# SUPPLIED MATERIAL
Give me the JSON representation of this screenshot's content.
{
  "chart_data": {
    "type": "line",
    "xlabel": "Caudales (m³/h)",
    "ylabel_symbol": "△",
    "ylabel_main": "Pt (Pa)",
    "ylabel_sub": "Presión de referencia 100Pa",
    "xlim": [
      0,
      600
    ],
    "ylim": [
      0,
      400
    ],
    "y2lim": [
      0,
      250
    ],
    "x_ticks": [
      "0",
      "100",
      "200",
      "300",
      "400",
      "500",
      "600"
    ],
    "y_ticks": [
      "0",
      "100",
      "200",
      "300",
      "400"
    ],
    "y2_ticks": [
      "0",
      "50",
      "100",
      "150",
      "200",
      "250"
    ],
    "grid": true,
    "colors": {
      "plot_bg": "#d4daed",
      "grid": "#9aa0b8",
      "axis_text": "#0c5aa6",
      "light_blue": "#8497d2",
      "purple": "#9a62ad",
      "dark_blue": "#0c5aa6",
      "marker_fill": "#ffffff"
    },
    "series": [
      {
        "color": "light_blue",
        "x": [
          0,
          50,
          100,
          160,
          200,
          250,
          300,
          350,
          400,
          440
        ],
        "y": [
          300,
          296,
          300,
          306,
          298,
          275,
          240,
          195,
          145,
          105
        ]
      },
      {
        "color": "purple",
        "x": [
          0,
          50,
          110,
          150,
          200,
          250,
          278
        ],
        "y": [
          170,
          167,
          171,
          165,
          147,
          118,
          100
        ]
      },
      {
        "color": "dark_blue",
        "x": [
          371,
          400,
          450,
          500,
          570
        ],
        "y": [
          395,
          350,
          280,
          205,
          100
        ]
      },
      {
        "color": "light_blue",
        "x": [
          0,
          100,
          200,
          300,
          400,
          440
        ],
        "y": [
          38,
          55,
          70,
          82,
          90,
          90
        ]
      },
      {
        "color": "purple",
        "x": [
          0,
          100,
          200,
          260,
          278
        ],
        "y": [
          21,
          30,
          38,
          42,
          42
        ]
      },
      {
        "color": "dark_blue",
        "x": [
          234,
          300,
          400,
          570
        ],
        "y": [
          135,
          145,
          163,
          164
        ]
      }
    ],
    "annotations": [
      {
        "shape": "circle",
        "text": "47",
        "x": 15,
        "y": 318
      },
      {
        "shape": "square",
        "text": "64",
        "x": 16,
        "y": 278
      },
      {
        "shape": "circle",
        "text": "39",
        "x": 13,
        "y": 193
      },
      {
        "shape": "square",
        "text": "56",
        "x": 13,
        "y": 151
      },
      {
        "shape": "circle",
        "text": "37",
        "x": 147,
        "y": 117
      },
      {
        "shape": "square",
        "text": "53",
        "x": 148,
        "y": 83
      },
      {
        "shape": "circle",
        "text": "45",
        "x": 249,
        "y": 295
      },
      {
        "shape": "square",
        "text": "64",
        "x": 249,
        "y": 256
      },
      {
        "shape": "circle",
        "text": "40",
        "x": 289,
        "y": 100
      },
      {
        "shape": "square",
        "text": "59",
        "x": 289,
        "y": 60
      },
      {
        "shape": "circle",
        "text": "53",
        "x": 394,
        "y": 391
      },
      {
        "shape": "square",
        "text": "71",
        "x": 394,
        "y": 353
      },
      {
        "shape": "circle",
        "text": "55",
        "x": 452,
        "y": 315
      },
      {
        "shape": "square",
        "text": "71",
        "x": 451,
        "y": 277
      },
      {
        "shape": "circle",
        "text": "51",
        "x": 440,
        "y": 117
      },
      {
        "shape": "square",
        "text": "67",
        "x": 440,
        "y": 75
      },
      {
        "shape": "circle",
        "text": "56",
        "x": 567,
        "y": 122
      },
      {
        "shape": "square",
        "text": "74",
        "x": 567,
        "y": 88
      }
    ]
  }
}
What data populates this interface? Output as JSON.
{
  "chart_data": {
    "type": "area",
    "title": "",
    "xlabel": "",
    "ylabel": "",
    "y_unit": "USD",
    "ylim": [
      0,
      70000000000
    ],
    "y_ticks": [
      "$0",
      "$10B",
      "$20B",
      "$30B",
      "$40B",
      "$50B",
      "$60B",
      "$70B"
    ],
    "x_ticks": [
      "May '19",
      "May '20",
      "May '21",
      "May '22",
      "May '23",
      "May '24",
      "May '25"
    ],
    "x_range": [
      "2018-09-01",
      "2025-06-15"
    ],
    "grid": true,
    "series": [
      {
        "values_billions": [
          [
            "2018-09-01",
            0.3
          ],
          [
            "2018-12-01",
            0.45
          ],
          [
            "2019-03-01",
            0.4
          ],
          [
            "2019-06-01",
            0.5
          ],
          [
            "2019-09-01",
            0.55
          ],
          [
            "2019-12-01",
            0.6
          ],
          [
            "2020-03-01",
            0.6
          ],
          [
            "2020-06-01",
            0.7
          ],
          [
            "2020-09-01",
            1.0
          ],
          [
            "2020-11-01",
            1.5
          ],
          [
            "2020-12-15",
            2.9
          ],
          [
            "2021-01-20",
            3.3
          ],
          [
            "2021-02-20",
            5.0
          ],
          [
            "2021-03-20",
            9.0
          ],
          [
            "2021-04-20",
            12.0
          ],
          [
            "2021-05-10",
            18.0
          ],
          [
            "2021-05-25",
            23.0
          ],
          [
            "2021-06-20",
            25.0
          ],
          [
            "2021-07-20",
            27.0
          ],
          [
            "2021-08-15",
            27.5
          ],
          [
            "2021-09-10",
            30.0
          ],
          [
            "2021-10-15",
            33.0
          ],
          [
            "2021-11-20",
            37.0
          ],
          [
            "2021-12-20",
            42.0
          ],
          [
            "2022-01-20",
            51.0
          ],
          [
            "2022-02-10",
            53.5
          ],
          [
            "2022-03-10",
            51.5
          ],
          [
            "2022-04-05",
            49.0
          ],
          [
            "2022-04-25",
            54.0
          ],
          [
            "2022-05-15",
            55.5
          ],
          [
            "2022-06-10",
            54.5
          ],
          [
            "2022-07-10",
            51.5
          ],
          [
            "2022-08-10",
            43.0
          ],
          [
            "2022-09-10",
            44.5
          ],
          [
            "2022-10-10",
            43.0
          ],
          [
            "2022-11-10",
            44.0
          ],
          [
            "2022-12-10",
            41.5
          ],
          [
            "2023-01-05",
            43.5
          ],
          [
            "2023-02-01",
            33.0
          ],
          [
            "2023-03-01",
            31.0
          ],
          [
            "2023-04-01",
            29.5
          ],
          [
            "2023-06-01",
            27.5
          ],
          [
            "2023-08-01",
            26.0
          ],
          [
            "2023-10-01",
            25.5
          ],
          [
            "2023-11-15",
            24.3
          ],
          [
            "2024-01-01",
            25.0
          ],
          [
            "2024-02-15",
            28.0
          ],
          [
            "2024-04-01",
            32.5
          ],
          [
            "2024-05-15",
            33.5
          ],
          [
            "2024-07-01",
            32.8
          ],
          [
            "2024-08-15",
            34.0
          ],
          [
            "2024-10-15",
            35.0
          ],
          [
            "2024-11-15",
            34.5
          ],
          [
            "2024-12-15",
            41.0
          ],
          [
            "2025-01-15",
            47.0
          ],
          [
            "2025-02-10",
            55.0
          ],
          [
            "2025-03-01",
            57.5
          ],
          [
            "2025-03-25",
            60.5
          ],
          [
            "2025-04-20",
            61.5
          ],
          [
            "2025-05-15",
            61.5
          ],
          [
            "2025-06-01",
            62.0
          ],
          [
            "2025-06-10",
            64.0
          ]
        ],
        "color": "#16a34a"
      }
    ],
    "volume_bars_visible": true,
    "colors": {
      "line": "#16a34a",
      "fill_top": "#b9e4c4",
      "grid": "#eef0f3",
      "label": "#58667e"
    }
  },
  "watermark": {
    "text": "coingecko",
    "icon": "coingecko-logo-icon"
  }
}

# REQUIRED TASK
Pull every line containing the word "JSON" out of the material and copy it.

# RESULT BELOW
Give me the JSON representation of this screenshot's content.
What data populates this interface? Output as JSON.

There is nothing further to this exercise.